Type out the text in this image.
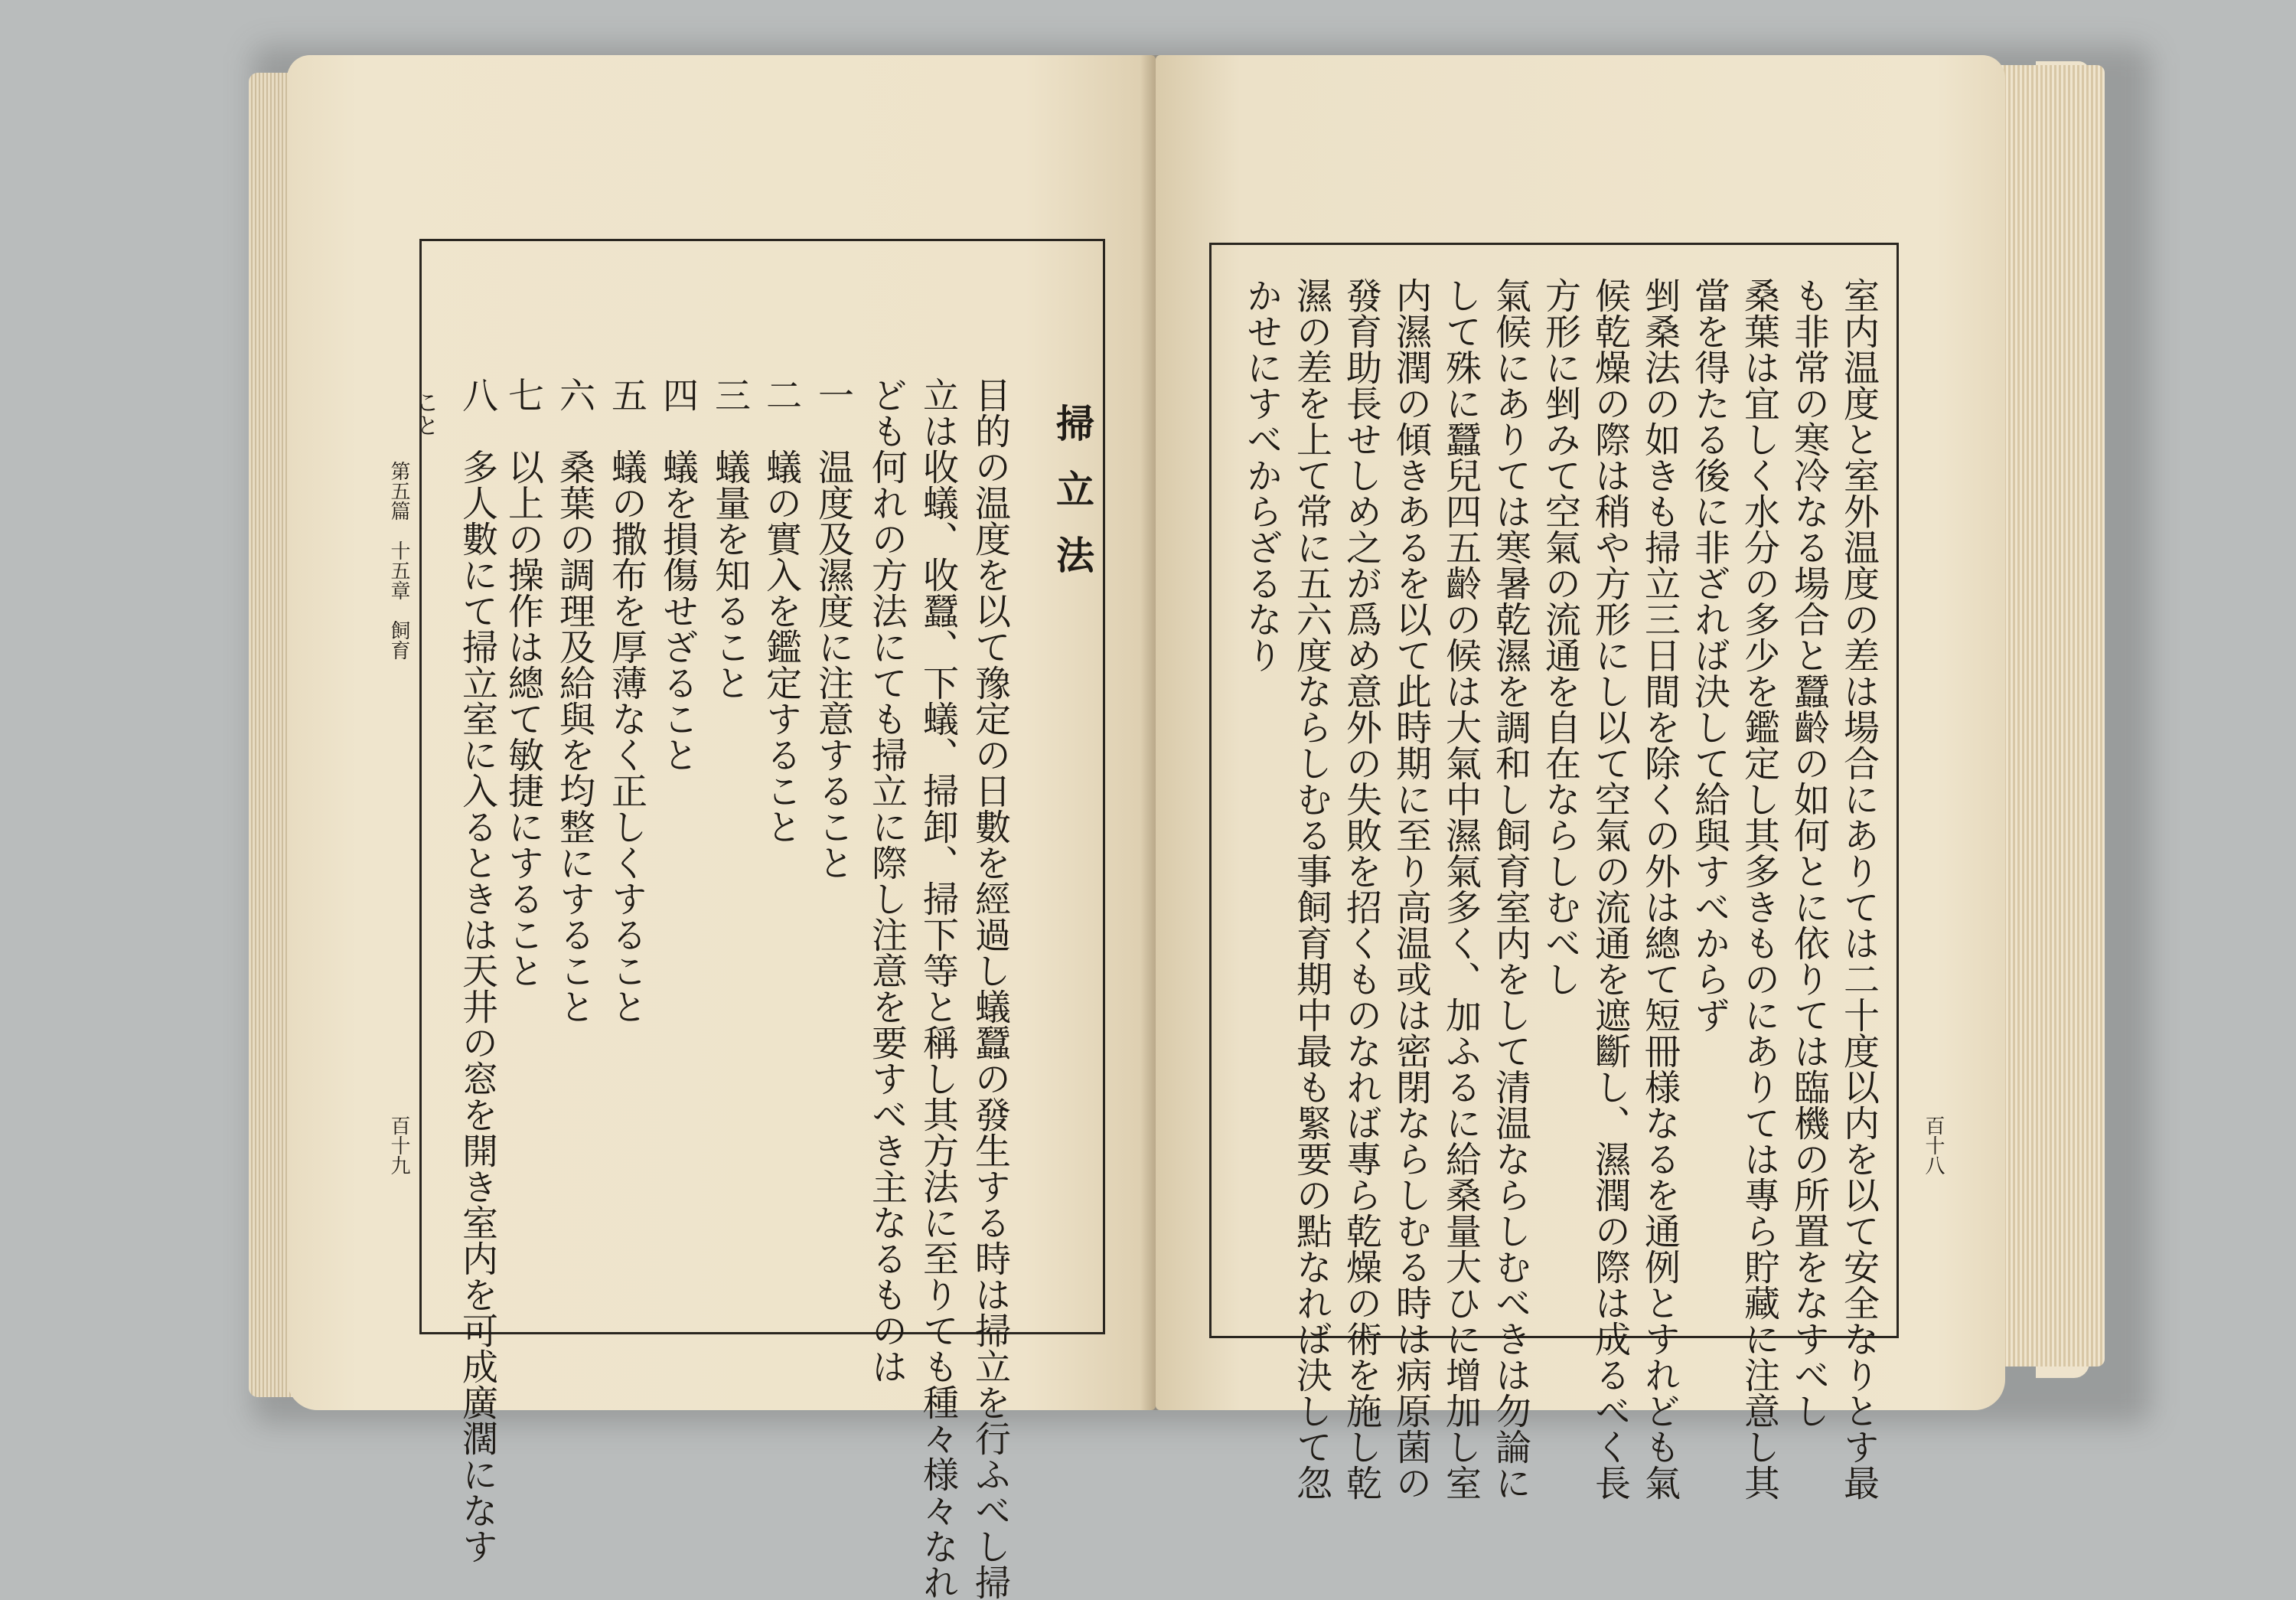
第五篇　十五章　飼育
百十九
掃立法
目的の温度を以て豫定の日數を經過し蟻蠶の發生する時は掃立を行ふべし掃
立は收蟻、收蠶、下蟻、掃卸、掃下等と稱し其方法に至りても種々様々なれ
ども何れの方法にても掃立に際し注意を要すべき主なるものは
一　温度及濕度に注意すること
二　蟻の實入を鑑定すること
三　蟻量を知ること
四　蟻を損傷せざること
五　蟻の撒布を厚薄なく正しくすること
六　桑葉の調理及給與を均整にすること
七　以上の操作は總て敏捷にすること
八　多人數にて掃立室に入るときは天井の窓を開き室内を可成廣濶になす
こと
百十八
室内温度と室外温度の差は場合にありては二十度以内を以て安全なりとす最
も非常の寒冷なる場合と蠶齡の如何とに依りては臨機の所置をなすべし
桑葉は宜しく水分の多少を鑑定し其多きものにありては專ら貯藏に注意し其
當を得たる後に非ざれば決して給與すべからず
剉桑法の如きも掃立三日間を除くの外は總て短冊様なるを通例とすれども氣
候乾燥の際は稍や方形にし以て空氣の流通を遮斷し、濕潤の際は成るべく長
方形に剉みて空氣の流通を自在ならしむべし
氣候にありては寒暑乾濕を調和し飼育室内をして清温ならしむべきは勿論に
して殊に蠶兒四五齡の候は大氣中濕氣多く、加ふるに給桑量大ひに增加し室
内濕潤の傾きあるを以て此時期に至り高温或は密閉ならしむる時は病原菌の
發育助長せしめ之が爲め意外の失敗を招くものなれば專ら乾燥の術を施し乾
濕の差を上て常に五六度ならしむる事飼育期中最も緊要の點なれば決して忽
かせにすべからざるなり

================================

Omit the pictures and give the material again, exactly and in full.

Type out the text in this image.
第五篇　十五章　飼育
百十九
掃立法
目的の温度を以て豫定の日數を經過し蟻蠶の發生する時は掃立を行ふべし掃
立は收蟻、收蠶、下蟻、掃卸、掃下等と稱し其方法に至りても種々様々なれ
ども何れの方法にても掃立に際し注意を要すべき主なるものは
一　温度及濕度に注意すること
二　蟻の實入を鑑定すること
三　蟻量を知ること
四　蟻を損傷せざること
五　蟻の撒布を厚薄なく正しくすること
六　桑葉の調理及給與を均整にすること
七　以上の操作は總て敏捷にすること
八　多人數にて掃立室に入るときは天井の窓を開き室内を可成廣濶になす
こと
百十八
室内温度と室外温度の差は場合にありては二十度以内を以て安全なりとす最
も非常の寒冷なる場合と蠶齡の如何とに依りては臨機の所置をなすべし
桑葉は宜しく水分の多少を鑑定し其多きものにありては專ら貯藏に注意し其
當を得たる後に非ざれば決して給與すべからず
剉桑法の如きも掃立三日間を除くの外は總て短冊様なるを通例とすれども氣
候乾燥の際は稍や方形にし以て空氣の流通を遮斷し、濕潤の際は成るべく長
方形に剉みて空氣の流通を自在ならしむべし
氣候にありては寒暑乾濕を調和し飼育室内をして清温ならしむべきは勿論に
して殊に蠶兒四五齡の候は大氣中濕氣多く、加ふるに給桑量大ひに增加し室
内濕潤の傾きあるを以て此時期に至り高温或は密閉ならしむる時は病原菌の
發育助長せしめ之が爲め意外の失敗を招くものなれば專ら乾燥の術を施し乾
濕の差を上て常に五六度ならしむる事飼育期中最も緊要の點なれば決して忽
かせにすべからざるなり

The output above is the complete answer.